Go through the listing and copy every line word for word.

------------------------------------------------------------

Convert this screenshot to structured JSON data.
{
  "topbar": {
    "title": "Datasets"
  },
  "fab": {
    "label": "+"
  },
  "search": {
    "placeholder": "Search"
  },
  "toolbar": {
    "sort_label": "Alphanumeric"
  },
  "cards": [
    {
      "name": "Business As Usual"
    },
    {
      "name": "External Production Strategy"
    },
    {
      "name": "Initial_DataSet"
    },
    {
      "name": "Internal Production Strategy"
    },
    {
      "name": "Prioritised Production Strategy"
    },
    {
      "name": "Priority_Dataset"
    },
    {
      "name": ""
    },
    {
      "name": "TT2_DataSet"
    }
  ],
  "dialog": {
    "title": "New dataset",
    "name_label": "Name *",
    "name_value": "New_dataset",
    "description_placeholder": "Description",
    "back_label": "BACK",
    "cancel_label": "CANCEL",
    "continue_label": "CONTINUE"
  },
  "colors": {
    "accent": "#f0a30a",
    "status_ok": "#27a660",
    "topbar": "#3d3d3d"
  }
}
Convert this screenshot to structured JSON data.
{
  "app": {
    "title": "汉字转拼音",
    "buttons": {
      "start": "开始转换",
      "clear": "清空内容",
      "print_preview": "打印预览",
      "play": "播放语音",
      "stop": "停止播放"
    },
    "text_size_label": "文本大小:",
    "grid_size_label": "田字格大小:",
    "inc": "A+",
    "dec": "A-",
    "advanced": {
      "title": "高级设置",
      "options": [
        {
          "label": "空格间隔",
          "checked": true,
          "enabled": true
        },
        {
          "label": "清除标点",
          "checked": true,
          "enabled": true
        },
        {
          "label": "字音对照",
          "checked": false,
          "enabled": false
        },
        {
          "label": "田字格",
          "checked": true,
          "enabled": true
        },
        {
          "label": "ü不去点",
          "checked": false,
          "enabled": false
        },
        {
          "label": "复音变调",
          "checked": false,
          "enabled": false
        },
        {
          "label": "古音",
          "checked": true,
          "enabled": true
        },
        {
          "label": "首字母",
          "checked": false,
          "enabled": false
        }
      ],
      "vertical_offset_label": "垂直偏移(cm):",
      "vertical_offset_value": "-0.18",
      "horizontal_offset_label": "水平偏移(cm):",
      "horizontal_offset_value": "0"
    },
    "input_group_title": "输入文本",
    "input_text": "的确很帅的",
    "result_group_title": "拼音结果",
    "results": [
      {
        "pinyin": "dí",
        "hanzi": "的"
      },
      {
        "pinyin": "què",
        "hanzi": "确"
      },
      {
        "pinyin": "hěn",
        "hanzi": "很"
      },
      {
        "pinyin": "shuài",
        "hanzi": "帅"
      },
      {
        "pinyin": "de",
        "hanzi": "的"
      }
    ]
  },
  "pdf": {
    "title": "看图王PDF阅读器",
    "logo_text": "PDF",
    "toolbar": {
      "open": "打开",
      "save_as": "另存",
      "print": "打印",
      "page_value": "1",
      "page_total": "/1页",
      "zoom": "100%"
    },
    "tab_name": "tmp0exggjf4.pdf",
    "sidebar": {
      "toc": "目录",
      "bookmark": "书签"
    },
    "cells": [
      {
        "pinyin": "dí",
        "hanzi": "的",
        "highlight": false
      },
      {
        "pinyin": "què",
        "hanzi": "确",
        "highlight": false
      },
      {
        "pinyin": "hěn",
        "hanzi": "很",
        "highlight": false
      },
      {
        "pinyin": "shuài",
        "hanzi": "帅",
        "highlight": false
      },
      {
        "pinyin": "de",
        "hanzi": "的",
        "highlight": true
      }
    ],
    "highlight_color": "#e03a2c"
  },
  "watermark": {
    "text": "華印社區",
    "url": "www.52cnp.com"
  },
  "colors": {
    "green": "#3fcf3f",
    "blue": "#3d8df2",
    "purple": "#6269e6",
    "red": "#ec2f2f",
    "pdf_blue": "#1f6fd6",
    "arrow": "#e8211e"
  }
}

------------------------------------------------------------

SOLUTION TO THIS EXERCISE
Convert this screenshot to structured JSON data.
{
  "topbar": {
    "title": "Datasets"
  },
  "fab": {
    "label": "+"
  },
  "search": {
    "placeholder": "Search"
  },
  "toolbar": {
    "sort_label": "Alphanumeric"
  },
  "cards": [
    {
      "name": "Business As Usual"
    },
    {
      "name": "External Production Strategy"
    },
    {
      "name": "Initial_DataSet"
    },
    {
      "name": "Internal Production Strategy"
    },
    {
      "name": "Prioritised Production Strategy"
    },
    {
      "name": "Priority_Dataset"
    },
    {
      "name": ""
    },
    {
      "name": "TT2_DataSet"
    }
  ],
  "dialog": {
    "title": "New dataset",
    "name_label": "Name *",
    "name_value": "New_dataset",
    "description_placeholder": "Description",
    "back_label": "BACK",
    "cancel_label": "CANCEL",
    "continue_label": "CONTINUE"
  },
  "colors": {
    "accent": "#f0a30a",
    "status_ok": "#27a660",
    "topbar": "#3d3d3d"
  }
}
Convert this screenshot to structured JSON data.
{
  "app": {
    "title": "汉字转拼音",
    "buttons": {
      "start": "开始转换",
      "clear": "清空内容",
      "print_preview": "打印预览",
      "play": "播放语音",
      "stop": "停止播放"
    },
    "text_size_label": "文本大小:",
    "grid_size_label": "田字格大小:",
    "inc": "A+",
    "dec": "A-",
    "advanced": {
      "title": "高级设置",
      "options": [
        {
          "label": "空格间隔",
          "checked": true,
          "enabled": true
        },
        {
          "label": "清除标点",
          "checked": true,
          "enabled": true
        },
        {
          "label": "字音对照",
          "checked": false,
          "enabled": false
        },
        {
          "label": "田字格",
          "checked": true,
          "enabled": true
        },
        {
          "label": "ü不去点",
          "checked": false,
          "enabled": false
        },
        {
          "label": "复音变调",
          "checked": false,
          "enabled": false
        },
        {
          "label": "古音",
          "checked": true,
          "enabled": true
        },
        {
          "label": "首字母",
          "checked": false,
          "enabled": false
        }
      ],
      "vertical_offset_label": "垂直偏移(cm):",
      "vertical_offset_value": "-0.18",
      "horizontal_offset_label": "水平偏移(cm):",
      "horizontal_offset_value": "0"
    },
    "input_group_title": "输入文本",
    "input_text": "的确很帅的",
    "result_group_title": "拼音结果",
    "results": [
      {
        "pinyin": "dí",
        "hanzi": "的"
      },
      {
        "pinyin": "què",
        "hanzi": "确"
      },
      {
        "pinyin": "hěn",
        "hanzi": "很"
      },
      {
        "pinyin": "shuài",
        "hanzi": "帅"
      },
      {
        "pinyin": "de",
        "hanzi": "的"
      }
    ]
  },
  "pdf": {
    "title": "看图王PDF阅读器",
    "logo_text": "PDF",
    "toolbar": {
      "open": "打开",
      "save_as": "另存",
      "print": "打印",
      "page_value": "1",
      "page_total": "/1页",
      "zoom": "100%"
    },
    "tab_name": "tmp0exggjf4.pdf",
    "sidebar": {
      "toc": "目录",
      "bookmark": "书签"
    },
    "cells": [
      {
        "pinyin": "dí",
        "hanzi": "的",
        "highlight": false
      },
      {
        "pinyin": "què",
        "hanzi": "确",
        "highlight": false
      },
      {
        "pinyin": "hěn",
        "hanzi": "很",
        "highlight": false
      },
      {
        "pinyin": "shuài",
        "hanzi": "帅",
        "highlight": false
      },
      {
        "pinyin": "de",
        "hanzi": "的",
        "highlight": true
      }
    ],
    "highlight_color": "#e03a2c"
  },
  "watermark": {
    "text": "華印社區",
    "url": "www.52cnp.com"
  },
  "colors": {
    "green": "#3fcf3f",
    "blue": "#3d8df2",
    "purple": "#6269e6",
    "red": "#ec2f2f",
    "pdf_blue": "#1f6fd6",
    "arrow": "#e8211e"
  }
}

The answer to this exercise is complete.